(Dataset rows about figures)
>>>

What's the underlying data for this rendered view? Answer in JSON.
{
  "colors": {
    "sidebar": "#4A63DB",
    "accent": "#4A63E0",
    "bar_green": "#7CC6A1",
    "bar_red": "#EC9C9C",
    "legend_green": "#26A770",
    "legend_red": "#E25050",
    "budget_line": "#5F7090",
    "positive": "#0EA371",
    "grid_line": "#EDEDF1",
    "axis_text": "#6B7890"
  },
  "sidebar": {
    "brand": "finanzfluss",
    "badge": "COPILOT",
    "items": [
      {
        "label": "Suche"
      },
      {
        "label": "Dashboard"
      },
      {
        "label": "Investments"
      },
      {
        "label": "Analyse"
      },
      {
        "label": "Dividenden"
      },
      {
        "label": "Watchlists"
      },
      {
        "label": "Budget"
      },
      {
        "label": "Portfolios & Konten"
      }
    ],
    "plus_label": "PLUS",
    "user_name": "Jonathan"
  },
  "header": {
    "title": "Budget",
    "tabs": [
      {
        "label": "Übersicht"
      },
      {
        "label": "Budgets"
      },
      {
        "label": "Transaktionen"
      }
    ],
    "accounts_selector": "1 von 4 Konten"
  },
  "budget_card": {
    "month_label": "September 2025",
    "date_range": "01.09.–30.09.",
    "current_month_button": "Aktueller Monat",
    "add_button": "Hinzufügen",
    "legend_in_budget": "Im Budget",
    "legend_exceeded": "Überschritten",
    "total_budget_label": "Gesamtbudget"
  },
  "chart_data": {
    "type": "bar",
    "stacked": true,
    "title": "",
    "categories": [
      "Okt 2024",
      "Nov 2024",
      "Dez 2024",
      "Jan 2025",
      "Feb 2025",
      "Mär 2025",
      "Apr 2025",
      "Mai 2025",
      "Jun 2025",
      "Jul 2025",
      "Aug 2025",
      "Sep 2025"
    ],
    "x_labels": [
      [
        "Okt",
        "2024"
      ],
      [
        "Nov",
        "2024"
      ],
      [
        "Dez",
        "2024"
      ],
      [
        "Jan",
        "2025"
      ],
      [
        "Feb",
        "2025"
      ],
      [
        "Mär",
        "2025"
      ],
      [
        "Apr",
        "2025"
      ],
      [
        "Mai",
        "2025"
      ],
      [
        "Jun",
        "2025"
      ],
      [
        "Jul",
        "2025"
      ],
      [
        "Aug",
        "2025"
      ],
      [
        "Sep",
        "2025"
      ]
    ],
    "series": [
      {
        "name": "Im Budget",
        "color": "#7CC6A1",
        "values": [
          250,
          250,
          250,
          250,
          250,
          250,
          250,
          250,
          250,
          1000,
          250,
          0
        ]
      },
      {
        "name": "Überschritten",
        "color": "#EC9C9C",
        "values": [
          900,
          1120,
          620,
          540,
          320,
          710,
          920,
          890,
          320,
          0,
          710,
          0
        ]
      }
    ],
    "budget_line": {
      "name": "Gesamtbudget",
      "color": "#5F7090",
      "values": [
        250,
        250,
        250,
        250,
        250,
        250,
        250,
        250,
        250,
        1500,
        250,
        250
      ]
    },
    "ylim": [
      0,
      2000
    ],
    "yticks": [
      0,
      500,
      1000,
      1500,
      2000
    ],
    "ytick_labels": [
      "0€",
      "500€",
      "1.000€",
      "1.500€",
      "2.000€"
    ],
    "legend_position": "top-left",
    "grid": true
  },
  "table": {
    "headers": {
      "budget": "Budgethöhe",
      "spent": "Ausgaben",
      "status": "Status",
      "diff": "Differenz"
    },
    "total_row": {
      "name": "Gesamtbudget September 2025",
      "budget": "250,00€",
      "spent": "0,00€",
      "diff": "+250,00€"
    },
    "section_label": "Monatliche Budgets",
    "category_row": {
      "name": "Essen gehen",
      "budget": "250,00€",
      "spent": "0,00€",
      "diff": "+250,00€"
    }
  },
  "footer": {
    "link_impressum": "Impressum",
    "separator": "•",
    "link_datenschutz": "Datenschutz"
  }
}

<<<

## Exercise aim
Extract every line containing the string "Gesamtbudget" from the data above.

## Response to the exercise
    "total_budget_label": "Gesamtbudget"
      "name": "Gesamtbudget",
      "name": "Gesamtbudget September 2025",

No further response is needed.